┌─ Provided records

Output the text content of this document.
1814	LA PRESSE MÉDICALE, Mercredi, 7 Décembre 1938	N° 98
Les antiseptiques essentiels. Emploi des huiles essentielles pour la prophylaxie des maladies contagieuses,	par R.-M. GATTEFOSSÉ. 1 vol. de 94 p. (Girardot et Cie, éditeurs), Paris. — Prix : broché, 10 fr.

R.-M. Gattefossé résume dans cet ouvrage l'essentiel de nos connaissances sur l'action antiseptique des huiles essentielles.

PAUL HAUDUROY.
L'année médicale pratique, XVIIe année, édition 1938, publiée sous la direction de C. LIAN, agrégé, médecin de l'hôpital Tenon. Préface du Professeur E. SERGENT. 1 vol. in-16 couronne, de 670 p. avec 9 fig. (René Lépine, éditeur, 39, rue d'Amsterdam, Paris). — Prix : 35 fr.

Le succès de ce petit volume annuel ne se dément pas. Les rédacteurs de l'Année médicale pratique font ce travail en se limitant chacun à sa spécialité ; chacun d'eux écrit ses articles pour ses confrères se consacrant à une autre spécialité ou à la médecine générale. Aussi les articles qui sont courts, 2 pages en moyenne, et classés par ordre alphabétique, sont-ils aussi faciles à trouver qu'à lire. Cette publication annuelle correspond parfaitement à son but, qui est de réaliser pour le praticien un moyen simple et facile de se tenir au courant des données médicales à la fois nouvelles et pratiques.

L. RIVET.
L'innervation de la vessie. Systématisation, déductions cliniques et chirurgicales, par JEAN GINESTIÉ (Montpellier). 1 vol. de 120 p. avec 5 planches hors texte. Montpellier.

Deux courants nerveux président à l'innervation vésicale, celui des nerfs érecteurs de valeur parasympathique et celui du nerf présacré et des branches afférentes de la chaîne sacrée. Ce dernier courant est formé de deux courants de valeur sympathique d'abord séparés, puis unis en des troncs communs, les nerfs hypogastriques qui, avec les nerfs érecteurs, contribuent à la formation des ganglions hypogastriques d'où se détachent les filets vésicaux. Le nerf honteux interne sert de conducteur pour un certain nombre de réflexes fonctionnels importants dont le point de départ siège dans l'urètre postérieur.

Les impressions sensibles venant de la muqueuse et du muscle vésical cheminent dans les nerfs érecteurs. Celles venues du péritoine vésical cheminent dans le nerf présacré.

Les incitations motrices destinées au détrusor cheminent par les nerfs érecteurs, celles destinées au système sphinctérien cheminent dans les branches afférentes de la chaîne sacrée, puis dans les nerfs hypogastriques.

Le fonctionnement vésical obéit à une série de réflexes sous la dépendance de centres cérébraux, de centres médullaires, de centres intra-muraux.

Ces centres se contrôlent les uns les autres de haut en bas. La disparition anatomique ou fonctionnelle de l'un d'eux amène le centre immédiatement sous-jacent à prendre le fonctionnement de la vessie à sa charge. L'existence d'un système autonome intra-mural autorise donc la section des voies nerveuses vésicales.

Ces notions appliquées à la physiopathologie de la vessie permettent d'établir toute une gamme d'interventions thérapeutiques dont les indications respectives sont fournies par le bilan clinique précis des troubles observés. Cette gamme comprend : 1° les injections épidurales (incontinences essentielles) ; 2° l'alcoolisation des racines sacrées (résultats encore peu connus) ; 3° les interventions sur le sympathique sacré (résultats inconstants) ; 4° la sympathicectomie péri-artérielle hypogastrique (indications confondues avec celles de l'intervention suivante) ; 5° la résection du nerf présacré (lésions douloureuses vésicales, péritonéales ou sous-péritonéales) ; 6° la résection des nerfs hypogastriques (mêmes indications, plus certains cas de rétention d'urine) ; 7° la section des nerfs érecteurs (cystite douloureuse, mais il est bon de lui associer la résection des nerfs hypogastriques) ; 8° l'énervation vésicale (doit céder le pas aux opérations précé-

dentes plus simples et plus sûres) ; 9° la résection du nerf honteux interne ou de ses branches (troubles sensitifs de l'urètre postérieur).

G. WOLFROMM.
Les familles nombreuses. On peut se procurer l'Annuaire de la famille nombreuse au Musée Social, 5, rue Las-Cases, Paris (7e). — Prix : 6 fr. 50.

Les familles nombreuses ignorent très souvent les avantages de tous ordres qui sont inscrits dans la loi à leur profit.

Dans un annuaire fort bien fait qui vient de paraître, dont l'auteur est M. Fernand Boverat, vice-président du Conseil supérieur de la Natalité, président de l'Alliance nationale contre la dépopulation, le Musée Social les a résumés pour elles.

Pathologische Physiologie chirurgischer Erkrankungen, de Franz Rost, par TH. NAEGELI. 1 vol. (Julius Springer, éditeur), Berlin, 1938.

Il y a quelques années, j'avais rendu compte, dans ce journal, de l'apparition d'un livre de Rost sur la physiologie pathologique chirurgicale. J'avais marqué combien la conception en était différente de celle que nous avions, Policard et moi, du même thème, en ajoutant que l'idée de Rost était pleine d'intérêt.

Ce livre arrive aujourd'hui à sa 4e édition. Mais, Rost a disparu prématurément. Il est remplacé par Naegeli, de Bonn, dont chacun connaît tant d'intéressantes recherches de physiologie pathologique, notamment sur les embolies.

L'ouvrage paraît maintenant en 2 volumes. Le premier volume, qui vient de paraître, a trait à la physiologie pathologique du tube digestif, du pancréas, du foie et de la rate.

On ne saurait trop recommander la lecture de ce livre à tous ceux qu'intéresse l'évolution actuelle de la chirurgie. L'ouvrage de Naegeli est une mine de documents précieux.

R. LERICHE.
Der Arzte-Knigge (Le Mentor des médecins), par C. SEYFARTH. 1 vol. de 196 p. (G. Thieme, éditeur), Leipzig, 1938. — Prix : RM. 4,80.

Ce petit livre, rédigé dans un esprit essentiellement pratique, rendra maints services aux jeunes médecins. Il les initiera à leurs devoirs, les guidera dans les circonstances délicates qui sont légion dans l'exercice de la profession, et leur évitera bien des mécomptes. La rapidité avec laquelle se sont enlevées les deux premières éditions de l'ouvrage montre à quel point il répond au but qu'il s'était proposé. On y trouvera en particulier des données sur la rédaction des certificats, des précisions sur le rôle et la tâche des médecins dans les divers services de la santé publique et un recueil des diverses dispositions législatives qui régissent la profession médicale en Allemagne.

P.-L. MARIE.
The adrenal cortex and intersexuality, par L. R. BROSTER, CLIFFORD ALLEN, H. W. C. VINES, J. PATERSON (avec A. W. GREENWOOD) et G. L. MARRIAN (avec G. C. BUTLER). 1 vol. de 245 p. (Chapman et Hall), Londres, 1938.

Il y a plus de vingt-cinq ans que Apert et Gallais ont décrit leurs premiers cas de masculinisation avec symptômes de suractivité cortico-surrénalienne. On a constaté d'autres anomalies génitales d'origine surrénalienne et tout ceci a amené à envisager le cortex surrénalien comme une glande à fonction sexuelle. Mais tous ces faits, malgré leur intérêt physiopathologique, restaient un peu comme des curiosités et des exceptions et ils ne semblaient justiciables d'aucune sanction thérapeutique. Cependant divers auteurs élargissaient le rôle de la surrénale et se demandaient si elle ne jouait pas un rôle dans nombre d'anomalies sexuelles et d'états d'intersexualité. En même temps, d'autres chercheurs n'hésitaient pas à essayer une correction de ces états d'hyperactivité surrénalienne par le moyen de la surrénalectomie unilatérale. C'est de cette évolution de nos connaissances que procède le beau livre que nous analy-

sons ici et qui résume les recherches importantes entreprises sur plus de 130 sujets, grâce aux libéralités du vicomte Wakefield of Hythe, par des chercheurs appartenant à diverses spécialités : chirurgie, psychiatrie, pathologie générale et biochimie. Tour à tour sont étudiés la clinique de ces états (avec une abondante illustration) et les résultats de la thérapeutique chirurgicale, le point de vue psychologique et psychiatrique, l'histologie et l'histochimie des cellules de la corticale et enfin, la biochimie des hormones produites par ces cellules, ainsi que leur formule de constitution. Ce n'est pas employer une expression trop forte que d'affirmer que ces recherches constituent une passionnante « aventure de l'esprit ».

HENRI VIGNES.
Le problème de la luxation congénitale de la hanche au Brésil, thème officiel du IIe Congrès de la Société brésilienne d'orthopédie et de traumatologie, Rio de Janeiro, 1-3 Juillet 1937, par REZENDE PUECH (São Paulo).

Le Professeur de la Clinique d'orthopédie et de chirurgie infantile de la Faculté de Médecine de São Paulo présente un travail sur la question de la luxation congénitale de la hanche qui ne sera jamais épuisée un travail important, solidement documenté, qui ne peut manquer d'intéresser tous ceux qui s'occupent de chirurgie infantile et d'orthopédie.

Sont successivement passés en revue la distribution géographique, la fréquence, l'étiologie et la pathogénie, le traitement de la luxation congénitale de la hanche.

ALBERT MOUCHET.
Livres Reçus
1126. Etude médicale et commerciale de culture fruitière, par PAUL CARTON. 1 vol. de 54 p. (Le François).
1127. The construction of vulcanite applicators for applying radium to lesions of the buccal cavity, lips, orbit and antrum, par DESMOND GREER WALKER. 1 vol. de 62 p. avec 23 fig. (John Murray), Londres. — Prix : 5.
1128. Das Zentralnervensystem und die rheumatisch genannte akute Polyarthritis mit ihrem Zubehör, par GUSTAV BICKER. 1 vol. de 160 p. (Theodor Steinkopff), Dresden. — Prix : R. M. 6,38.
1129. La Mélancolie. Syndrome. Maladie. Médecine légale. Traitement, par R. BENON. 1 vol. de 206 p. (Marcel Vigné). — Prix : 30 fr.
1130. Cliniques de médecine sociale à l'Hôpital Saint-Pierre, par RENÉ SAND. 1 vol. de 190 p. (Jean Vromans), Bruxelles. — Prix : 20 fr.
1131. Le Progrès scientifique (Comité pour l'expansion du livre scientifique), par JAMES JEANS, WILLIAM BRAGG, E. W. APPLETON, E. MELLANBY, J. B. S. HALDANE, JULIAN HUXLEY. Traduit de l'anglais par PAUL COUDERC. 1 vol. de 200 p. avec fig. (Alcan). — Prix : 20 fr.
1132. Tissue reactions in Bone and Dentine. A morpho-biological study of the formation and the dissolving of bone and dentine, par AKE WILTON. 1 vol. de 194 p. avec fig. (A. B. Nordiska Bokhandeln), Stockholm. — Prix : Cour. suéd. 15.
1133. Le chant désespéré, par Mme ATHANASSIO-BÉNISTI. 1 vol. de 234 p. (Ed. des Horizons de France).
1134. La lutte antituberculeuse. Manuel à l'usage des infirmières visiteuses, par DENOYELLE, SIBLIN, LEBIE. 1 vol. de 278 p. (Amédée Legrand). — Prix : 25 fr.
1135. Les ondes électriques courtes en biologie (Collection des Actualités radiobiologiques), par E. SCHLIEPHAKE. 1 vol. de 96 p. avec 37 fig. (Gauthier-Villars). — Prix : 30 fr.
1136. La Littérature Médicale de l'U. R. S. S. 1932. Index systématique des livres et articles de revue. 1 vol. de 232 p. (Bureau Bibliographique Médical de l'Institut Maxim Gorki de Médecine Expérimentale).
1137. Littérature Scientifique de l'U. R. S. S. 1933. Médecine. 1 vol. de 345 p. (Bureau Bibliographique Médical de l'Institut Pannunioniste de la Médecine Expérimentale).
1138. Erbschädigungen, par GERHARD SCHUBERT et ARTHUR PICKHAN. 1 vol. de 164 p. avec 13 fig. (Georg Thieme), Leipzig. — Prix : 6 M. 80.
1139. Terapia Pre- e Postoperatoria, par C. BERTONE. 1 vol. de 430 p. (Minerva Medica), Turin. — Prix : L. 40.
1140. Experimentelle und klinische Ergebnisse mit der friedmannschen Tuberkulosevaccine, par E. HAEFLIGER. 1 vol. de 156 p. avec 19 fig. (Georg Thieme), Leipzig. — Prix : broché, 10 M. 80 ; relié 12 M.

└─

:: Objective ::
Examine the records and report how many lines contain the string "fonctionnement". Only the number should be given.

:: Task answer ::
2